[Structured figure records]
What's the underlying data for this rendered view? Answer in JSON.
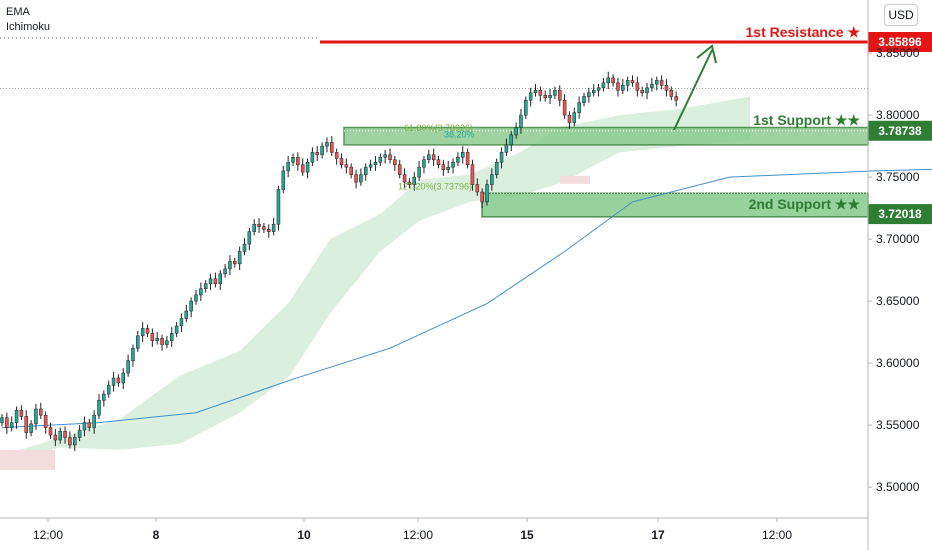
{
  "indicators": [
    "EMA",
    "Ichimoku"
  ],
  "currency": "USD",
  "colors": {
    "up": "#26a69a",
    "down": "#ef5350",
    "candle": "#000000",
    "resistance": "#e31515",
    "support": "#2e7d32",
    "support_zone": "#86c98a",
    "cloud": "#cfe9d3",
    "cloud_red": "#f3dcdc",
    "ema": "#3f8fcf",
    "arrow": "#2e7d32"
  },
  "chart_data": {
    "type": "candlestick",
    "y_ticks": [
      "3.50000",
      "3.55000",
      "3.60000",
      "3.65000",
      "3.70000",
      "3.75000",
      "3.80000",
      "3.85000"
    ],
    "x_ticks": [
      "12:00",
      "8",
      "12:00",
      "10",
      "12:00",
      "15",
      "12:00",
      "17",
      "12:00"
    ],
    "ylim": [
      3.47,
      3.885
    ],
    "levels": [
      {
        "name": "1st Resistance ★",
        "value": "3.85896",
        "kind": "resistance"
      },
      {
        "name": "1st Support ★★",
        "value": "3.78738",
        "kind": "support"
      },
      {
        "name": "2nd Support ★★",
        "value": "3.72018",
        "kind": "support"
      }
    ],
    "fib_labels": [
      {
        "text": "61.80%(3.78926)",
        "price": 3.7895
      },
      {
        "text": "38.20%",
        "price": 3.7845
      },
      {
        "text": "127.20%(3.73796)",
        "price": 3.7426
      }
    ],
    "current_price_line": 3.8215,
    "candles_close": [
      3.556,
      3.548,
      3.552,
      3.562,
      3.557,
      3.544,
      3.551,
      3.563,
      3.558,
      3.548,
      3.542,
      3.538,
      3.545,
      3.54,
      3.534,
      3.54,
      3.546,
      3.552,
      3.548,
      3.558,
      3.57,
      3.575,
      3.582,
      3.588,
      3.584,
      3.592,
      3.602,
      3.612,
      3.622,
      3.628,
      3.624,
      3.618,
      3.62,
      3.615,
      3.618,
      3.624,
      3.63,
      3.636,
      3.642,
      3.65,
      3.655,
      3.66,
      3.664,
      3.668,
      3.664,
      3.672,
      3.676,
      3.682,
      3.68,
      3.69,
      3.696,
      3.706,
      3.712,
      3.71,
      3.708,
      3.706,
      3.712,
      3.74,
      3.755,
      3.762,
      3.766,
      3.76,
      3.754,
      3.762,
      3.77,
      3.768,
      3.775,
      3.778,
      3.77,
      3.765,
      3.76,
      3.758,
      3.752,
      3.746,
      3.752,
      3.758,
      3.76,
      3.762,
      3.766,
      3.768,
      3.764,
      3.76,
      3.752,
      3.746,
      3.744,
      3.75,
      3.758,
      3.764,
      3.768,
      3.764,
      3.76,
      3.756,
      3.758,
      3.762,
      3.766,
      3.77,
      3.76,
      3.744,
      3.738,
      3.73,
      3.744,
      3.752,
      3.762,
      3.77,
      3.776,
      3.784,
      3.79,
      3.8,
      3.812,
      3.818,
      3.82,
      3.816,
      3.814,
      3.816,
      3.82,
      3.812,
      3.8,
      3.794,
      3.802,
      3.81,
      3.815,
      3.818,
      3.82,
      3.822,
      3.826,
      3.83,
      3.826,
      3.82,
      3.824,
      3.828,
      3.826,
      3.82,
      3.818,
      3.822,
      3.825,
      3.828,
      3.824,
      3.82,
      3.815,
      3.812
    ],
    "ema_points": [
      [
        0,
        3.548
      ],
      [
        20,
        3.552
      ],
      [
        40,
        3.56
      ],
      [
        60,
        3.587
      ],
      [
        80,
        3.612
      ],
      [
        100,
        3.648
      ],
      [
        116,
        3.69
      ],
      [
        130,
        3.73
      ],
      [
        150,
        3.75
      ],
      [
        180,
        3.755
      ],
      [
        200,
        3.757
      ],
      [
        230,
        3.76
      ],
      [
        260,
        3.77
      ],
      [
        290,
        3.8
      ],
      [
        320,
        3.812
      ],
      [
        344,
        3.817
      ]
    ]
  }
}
==
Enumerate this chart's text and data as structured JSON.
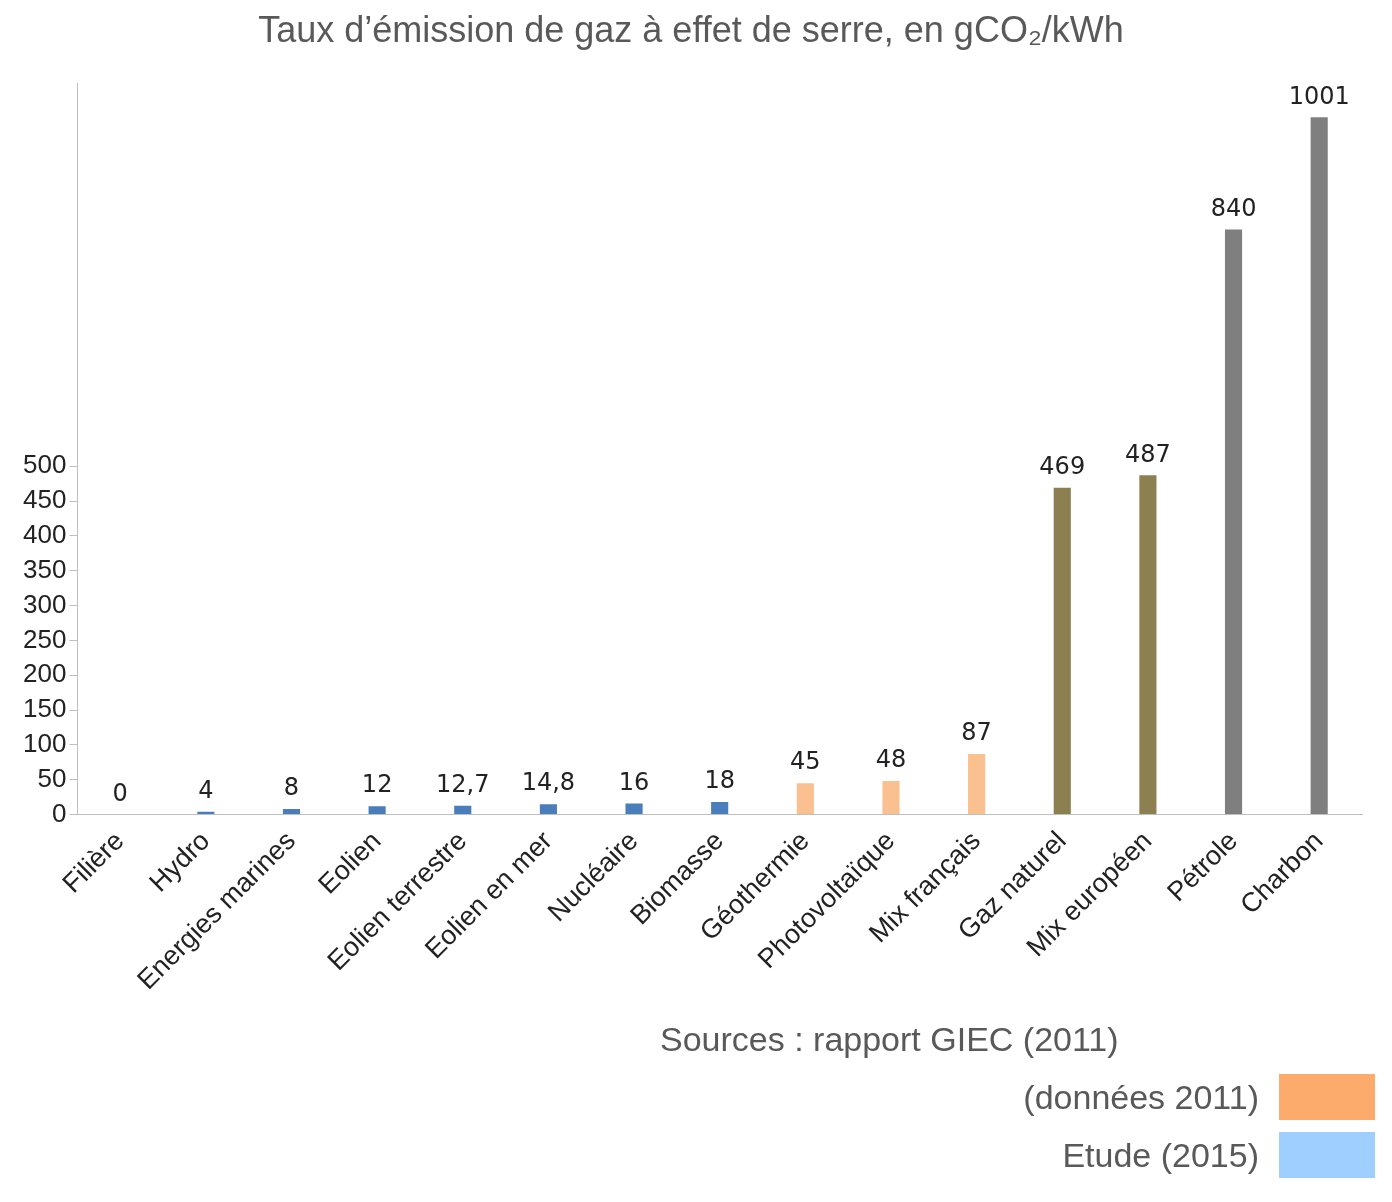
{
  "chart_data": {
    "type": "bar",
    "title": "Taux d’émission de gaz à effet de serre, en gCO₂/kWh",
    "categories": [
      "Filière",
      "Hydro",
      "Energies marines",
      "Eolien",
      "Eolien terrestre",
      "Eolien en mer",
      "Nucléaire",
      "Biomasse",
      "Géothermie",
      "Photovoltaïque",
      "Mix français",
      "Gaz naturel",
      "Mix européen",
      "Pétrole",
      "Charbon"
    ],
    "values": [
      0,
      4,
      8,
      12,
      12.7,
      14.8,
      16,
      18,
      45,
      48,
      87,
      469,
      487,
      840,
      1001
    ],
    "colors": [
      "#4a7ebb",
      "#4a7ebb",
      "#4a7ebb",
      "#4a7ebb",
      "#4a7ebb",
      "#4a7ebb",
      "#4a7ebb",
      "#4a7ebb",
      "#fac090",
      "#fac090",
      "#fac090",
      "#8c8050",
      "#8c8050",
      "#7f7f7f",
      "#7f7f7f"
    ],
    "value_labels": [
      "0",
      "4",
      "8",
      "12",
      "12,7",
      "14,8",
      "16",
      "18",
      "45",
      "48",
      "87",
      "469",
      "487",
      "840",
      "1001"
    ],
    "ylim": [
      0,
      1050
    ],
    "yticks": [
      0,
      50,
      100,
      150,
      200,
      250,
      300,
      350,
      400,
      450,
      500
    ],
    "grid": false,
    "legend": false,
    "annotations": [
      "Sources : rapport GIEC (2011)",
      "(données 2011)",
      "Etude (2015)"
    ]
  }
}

## Exercise requirements
From the entries above, extract every line where the word "JSON" appears.

## Final result
What's the underlying data for this rendered view? Answer in JSON.
Enumerate this chart's text and data as structured JSON.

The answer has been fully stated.